Start Records supplied
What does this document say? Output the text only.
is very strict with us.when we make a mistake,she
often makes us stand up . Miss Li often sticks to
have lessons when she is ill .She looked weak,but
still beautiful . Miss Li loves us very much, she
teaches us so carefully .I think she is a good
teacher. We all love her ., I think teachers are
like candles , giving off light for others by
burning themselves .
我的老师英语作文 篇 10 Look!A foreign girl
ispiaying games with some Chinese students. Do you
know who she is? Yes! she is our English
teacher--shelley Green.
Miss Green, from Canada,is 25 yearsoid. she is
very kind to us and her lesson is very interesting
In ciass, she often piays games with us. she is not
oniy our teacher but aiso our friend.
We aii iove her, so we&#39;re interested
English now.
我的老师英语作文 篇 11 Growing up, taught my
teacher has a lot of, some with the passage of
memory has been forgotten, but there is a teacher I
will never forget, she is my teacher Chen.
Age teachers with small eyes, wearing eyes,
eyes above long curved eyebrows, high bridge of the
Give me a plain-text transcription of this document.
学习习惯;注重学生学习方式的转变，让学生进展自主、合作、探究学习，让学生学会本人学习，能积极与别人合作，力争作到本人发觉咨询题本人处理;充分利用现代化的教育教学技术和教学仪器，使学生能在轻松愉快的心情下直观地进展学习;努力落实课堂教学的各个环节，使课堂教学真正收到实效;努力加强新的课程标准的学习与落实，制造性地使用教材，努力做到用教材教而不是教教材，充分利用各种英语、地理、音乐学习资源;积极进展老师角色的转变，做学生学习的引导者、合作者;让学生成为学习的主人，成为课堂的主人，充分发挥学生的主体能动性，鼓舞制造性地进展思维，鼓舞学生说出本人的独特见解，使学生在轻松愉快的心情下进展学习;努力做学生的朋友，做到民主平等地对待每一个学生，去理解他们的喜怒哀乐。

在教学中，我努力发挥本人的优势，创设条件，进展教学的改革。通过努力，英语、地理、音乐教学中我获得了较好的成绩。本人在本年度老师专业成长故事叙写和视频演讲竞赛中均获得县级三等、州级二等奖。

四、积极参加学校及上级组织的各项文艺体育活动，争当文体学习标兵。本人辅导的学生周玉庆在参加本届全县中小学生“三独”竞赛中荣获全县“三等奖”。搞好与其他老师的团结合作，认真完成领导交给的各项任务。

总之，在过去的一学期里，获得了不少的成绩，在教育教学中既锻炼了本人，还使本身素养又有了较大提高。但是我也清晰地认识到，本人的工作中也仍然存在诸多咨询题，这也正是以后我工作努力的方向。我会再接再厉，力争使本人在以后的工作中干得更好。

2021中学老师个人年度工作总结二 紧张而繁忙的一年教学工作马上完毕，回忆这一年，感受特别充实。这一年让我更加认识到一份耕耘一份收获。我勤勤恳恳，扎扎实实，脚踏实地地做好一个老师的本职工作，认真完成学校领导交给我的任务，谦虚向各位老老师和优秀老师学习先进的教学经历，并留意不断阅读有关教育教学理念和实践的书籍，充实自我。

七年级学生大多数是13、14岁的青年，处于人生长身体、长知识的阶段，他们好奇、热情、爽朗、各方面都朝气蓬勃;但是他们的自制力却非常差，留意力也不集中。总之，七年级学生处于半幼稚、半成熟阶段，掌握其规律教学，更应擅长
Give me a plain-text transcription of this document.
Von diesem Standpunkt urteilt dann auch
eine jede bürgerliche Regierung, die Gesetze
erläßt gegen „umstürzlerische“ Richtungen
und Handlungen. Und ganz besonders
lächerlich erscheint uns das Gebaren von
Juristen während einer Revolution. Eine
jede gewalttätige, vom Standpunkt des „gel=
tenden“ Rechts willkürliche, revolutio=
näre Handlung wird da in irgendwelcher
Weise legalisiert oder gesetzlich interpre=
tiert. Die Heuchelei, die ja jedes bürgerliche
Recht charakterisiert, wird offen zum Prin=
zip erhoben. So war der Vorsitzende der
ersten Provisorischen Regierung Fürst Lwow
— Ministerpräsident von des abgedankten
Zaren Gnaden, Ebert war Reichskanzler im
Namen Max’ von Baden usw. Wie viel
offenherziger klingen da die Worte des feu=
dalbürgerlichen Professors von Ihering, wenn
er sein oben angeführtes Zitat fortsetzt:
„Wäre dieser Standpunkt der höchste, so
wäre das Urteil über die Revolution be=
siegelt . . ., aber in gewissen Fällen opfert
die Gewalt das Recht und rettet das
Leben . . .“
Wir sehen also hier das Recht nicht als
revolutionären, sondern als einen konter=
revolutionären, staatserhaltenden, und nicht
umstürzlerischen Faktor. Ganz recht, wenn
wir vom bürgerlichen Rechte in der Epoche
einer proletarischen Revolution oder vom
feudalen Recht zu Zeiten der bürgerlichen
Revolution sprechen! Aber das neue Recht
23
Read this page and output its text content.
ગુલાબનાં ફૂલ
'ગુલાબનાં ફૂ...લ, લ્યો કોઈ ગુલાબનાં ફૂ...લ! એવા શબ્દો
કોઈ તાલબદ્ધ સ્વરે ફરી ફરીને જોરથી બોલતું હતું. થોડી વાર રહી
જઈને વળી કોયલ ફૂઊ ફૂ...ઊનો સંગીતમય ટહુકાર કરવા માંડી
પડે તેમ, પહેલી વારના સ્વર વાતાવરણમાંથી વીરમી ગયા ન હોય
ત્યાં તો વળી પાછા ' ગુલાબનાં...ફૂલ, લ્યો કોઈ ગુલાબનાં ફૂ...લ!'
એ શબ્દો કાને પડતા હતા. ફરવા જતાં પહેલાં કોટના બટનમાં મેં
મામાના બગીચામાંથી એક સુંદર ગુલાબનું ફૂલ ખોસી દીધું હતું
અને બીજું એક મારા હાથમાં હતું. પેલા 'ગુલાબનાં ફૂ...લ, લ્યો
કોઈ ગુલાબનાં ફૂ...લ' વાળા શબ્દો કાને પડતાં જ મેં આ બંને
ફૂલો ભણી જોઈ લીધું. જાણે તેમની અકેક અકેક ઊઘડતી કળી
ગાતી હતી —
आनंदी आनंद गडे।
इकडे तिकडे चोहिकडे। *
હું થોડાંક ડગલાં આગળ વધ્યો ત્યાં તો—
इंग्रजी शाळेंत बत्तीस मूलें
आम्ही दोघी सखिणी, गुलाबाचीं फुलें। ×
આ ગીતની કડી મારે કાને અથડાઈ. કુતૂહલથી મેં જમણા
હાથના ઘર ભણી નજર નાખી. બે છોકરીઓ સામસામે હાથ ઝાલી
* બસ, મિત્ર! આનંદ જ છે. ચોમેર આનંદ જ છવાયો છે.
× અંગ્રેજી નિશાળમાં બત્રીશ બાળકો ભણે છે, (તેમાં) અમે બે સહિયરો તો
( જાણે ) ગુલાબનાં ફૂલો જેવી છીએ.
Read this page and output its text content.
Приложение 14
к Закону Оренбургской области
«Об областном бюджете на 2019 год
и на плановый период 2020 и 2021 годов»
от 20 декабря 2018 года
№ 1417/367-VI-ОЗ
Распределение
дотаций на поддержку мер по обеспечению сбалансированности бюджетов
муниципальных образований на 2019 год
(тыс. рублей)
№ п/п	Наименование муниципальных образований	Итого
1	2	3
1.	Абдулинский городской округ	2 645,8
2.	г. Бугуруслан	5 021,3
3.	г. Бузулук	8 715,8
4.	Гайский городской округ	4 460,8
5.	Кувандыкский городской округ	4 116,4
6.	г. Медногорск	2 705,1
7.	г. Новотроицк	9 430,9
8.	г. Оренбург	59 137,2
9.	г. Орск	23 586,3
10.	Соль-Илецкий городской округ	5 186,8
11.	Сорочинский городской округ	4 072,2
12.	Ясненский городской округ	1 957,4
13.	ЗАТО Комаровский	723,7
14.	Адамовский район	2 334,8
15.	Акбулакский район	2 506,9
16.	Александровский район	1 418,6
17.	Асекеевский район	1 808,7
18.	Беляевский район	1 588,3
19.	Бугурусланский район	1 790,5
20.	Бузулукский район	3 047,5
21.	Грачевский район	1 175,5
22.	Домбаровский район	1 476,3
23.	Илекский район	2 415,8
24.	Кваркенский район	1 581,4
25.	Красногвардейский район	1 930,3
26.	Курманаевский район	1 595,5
End Records supplied
Pull out all lines containing "revolutionären".

Result
revolutionären, sondern als einen konter=
revolutionären, staatserhaltenden, und nicht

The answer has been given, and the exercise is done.